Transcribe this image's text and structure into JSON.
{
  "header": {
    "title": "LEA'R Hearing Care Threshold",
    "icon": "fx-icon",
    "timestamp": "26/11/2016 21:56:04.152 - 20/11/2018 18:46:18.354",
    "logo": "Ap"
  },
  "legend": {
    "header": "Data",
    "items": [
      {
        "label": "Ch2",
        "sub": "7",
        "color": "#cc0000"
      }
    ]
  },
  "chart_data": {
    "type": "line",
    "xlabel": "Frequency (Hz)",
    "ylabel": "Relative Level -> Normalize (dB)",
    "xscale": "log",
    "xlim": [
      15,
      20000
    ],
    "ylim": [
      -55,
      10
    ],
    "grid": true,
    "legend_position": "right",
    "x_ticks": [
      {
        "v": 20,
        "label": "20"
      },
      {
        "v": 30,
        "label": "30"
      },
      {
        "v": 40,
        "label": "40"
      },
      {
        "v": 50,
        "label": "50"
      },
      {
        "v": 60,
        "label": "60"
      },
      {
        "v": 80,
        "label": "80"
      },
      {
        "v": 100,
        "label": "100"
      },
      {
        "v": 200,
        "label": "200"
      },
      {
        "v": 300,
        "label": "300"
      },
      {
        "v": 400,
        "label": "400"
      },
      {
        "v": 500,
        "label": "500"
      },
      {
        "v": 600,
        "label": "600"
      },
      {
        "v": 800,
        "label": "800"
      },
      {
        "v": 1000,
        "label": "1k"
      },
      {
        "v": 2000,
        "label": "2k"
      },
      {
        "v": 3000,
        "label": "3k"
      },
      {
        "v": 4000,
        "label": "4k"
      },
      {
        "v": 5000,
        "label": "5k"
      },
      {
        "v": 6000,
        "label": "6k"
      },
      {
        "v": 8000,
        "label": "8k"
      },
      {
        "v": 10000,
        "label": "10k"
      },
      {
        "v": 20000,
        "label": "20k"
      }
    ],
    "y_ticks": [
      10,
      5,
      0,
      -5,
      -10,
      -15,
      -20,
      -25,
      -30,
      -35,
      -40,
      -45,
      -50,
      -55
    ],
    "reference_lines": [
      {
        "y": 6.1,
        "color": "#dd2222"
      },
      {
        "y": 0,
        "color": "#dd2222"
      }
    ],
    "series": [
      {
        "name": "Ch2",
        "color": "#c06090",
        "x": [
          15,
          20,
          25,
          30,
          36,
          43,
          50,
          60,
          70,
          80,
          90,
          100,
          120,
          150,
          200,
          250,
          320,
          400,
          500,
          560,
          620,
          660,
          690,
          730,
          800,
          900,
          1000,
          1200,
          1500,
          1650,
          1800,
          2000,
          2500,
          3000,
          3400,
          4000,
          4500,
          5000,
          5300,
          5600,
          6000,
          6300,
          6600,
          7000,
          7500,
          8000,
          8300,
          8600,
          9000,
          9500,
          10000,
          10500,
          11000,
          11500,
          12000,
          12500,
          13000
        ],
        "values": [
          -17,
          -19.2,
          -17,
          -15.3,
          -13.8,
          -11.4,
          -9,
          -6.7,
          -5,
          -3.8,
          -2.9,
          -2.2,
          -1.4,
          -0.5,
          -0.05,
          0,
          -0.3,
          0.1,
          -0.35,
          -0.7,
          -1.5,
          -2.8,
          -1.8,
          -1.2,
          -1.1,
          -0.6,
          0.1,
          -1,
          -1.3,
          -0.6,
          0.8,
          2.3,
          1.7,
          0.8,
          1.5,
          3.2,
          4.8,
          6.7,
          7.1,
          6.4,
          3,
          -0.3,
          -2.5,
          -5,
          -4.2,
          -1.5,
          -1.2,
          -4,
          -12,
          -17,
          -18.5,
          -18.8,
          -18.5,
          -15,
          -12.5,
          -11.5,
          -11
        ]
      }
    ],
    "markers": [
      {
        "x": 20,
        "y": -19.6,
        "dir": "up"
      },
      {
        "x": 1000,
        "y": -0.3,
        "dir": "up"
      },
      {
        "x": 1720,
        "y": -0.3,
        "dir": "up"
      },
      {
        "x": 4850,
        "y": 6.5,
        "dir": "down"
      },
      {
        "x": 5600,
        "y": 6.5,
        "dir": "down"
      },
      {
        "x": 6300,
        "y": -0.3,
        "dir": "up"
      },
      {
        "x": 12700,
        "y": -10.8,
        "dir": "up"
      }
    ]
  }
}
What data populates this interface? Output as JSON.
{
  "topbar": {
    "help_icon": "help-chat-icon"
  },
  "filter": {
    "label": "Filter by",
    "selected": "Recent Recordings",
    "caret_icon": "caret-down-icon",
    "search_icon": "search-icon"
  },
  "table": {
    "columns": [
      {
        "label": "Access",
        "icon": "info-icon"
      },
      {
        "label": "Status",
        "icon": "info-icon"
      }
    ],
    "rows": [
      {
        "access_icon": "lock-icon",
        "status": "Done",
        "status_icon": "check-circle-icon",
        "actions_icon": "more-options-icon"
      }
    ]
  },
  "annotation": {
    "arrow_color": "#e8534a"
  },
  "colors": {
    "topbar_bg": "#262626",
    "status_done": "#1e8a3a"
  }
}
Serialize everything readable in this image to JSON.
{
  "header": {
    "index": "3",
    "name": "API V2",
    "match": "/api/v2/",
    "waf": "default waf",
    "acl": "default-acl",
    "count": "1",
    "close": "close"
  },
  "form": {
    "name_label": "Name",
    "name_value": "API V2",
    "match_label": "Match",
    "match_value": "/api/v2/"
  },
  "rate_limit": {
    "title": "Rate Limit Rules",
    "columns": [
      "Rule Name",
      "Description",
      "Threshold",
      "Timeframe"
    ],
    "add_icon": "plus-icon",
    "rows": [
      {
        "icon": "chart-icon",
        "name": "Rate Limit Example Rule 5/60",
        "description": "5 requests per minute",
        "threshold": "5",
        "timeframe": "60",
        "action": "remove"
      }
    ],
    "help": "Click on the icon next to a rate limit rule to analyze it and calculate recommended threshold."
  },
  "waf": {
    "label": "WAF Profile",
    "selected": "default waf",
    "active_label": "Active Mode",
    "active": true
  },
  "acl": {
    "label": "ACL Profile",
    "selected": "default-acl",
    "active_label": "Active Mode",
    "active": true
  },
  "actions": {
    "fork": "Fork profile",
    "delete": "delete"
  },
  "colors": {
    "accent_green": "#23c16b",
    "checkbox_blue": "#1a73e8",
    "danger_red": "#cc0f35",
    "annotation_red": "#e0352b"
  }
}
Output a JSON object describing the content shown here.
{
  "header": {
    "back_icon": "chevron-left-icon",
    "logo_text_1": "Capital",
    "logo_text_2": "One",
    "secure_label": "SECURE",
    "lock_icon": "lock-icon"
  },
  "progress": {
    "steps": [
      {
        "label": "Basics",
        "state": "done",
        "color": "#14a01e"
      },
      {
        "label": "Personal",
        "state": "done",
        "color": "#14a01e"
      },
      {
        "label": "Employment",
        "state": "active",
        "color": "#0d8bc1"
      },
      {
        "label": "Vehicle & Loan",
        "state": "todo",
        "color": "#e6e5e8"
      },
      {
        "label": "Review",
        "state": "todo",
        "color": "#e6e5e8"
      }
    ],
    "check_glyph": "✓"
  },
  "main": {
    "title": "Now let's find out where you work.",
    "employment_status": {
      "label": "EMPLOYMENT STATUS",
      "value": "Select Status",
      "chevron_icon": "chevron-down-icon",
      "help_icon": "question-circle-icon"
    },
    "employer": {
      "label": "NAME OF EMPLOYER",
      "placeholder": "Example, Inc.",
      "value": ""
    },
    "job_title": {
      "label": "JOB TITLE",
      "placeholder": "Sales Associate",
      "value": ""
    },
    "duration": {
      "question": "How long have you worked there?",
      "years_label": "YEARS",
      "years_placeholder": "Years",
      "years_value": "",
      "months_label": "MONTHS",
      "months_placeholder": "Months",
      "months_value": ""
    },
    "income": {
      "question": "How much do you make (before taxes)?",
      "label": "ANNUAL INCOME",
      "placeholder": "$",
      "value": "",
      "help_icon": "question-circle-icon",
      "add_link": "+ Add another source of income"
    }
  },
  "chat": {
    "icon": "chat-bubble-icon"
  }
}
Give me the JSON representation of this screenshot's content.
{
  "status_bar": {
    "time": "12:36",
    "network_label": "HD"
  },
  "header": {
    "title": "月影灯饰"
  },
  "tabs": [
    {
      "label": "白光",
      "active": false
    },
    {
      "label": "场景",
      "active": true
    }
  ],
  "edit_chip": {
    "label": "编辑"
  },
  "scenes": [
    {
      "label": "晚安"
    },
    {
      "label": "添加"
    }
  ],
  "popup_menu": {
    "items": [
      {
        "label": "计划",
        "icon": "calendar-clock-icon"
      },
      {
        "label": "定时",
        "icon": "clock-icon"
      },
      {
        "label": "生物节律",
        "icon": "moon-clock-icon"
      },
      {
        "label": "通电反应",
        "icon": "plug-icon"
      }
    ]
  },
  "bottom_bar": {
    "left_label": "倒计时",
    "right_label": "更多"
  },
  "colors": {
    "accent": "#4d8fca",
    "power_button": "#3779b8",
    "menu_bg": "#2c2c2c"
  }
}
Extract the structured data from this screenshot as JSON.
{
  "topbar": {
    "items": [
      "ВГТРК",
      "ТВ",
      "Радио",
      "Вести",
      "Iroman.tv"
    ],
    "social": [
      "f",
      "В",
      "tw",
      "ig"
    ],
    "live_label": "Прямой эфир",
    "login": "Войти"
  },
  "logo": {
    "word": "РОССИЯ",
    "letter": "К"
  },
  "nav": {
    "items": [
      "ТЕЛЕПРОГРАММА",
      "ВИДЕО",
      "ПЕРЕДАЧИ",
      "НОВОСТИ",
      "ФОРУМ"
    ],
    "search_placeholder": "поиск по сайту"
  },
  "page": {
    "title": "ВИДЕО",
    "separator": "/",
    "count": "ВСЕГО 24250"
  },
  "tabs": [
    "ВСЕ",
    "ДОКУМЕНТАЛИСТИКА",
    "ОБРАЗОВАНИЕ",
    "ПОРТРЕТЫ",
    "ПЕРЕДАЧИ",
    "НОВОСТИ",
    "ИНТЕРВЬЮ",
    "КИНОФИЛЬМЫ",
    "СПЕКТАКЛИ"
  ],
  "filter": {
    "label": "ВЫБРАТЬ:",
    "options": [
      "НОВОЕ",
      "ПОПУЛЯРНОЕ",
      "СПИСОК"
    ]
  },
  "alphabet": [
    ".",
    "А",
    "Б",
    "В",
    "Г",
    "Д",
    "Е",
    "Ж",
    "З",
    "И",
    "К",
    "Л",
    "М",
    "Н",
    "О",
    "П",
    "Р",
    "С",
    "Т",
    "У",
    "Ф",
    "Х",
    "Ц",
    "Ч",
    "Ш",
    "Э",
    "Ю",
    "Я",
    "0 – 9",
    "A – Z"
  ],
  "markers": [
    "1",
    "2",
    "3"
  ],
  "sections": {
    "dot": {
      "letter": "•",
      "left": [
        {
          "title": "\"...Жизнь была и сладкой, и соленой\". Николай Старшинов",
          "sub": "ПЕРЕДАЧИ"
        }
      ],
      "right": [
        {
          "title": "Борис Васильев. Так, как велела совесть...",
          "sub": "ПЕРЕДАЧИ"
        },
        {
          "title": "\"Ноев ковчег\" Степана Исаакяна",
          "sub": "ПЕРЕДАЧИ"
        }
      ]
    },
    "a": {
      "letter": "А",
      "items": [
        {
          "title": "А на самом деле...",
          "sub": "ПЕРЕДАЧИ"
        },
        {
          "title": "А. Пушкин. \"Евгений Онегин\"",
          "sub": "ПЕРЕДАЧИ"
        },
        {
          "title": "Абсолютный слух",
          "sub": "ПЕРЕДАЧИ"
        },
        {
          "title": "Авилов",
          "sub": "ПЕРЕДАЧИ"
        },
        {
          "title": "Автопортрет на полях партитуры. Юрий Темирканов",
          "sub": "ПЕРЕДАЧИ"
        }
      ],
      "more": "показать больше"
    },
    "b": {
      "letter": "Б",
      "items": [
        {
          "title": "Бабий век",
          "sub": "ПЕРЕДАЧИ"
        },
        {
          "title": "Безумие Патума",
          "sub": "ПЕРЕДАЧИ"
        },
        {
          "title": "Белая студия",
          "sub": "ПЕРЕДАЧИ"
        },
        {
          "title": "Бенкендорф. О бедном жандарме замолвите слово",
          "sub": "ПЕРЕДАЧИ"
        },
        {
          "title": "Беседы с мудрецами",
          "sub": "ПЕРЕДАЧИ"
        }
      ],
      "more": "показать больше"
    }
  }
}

= = = = = = =

Each line above that includes "down" counts once; state the total and nothing more.

4